## Work required:
Quote the whole listing word for word. Do not include the pictures.

Stored records:
══════════════════════════════
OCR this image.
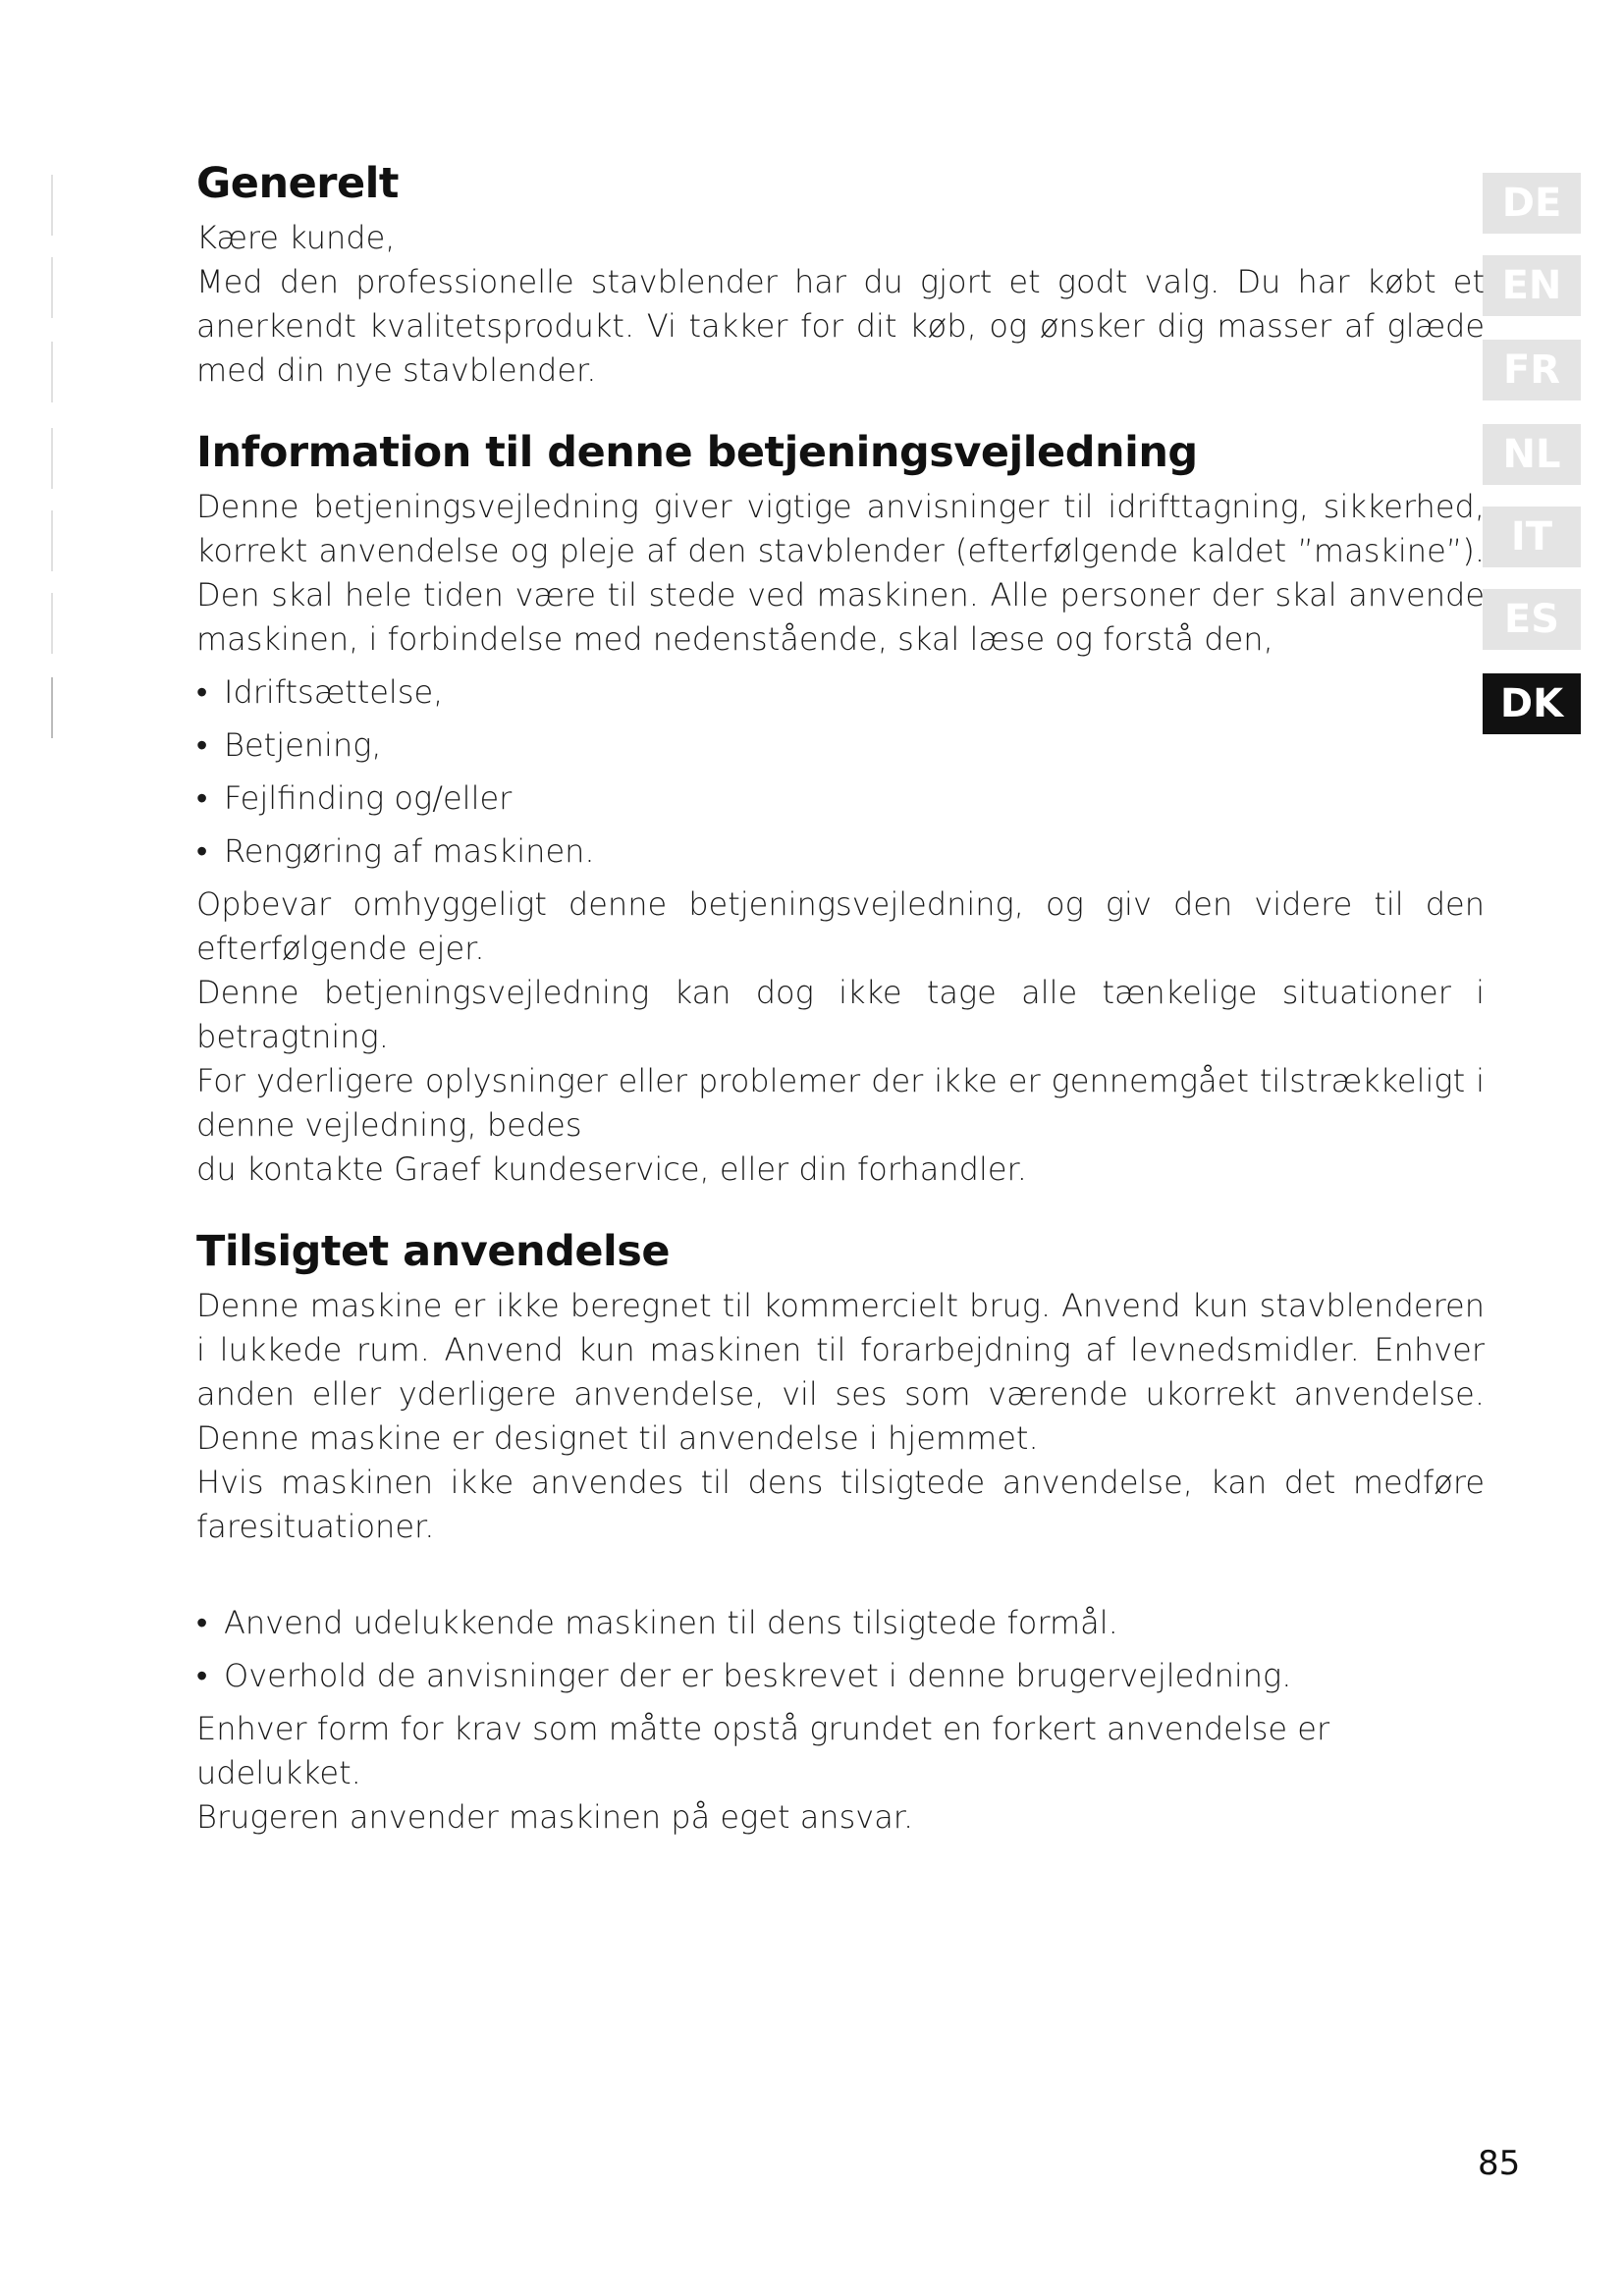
DE
EN
FR
NL
IT
ES
DK
Generelt

Kære kunde,

Med den professionelle stavblender har du gjort et godt valg. Du har købt et anerkendt kvalitetsprodukt. Vi takker for dit køb, og ønsker dig masser af glæde med din nye stavblender.

Information til denne betjeningsvejledning

Denne betjeningsvejledning giver vigtige anvisninger til idrifttagning, sikkerhed, korrekt anvendelse og pleje af den stavblender (efterfølgende kaldet ”maskine”). Den skal hele tiden være til stede ved maskinen. Alle personer der skal anvende maskinen, i forbindelse med nedenstående, skal læse og forstå den,

• Idriftsættelse,
• Betjening,
• Fejlfinding og/eller
• Rengøring af maskinen.

Opbevar omhyggeligt denne betjeningsvejledning, og giv den videre til den efterfølgende ejer.

Denne betjeningsvejledning kan dog ikke tage alle tænkelige situationer i betragtning.

For yderligere oplysninger eller problemer der ikke er gennemgået tilstrækkeligt i denne vejledning, bedes

du kontakte Graef kundeservice, eller din forhandler.

Tilsigtet anvendelse

Denne maskine er ikke beregnet til kommercielt brug. Anvend kun stavblenderen i lukkede rum. Anvend kun maskinen til forarbejdning af levnedsmidler. Enhver anden eller yderligere anvendelse, vil ses som værende ukorrekt anvendelse. Denne maskine er designet til anvendelse i hjemmet.

Hvis maskinen ikke anvendes til dens tilsigtede anvendelse, kan det medføre faresituationer.

• Anvend udelukkende maskinen til dens tilsigtede formål.
• Overhold de anvisninger der er beskrevet i denne brugervejledning.

Enhver form for krav som måtte opstå grundet en forkert anvendelse er udelukket.

Brugeren anvender maskinen på eget ansvar.

85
══════════════════════════════
## Solution to this problem:
OCR this image.
DE
EN
FR
NL
IT
ES
DK
Generelt

Kære kunde,

Med den professionelle stavblender har du gjort et godt valg. Du har købt et anerkendt kvalitetsprodukt. Vi takker for dit køb, og ønsker dig masser af glæde med din nye stavblender.

Information til denne betjeningsvejledning

Denne betjeningsvejledning giver vigtige anvisninger til idrifttagning, sikkerhed, korrekt anvendelse og pleje af den stavblender (efterfølgende kaldet ”maskine”). Den skal hele tiden være til stede ved maskinen. Alle personer der skal anvende maskinen, i forbindelse med nedenstående, skal læse og forstå den,

• Idriftsættelse,
• Betjening,
• Fejlfinding og/eller
• Rengøring af maskinen.

Opbevar omhyggeligt denne betjeningsvejledning, og giv den videre til den efterfølgende ejer.

Denne betjeningsvejledning kan dog ikke tage alle tænkelige situationer i betragtning.

For yderligere oplysninger eller problemer der ikke er gennemgået tilstrækkeligt i denne vejledning, bedes

du kontakte Graef kundeservice, eller din forhandler.

Tilsigtet anvendelse

Denne maskine er ikke beregnet til kommercielt brug. Anvend kun stavblenderen i lukkede rum. Anvend kun maskinen til forarbejdning af levnedsmidler. Enhver anden eller yderligere anvendelse, vil ses som værende ukorrekt anvendelse. Denne maskine er designet til anvendelse i hjemmet.

Hvis maskinen ikke anvendes til dens tilsigtede anvendelse, kan det medføre faresituationer.

• Anvend udelukkende maskinen til dens tilsigtede formål.
• Overhold de anvisninger der er beskrevet i denne brugervejledning.

Enhver form for krav som måtte opstå grundet en forkert anvendelse er udelukket.

Brugeren anvender maskinen på eget ansvar.

85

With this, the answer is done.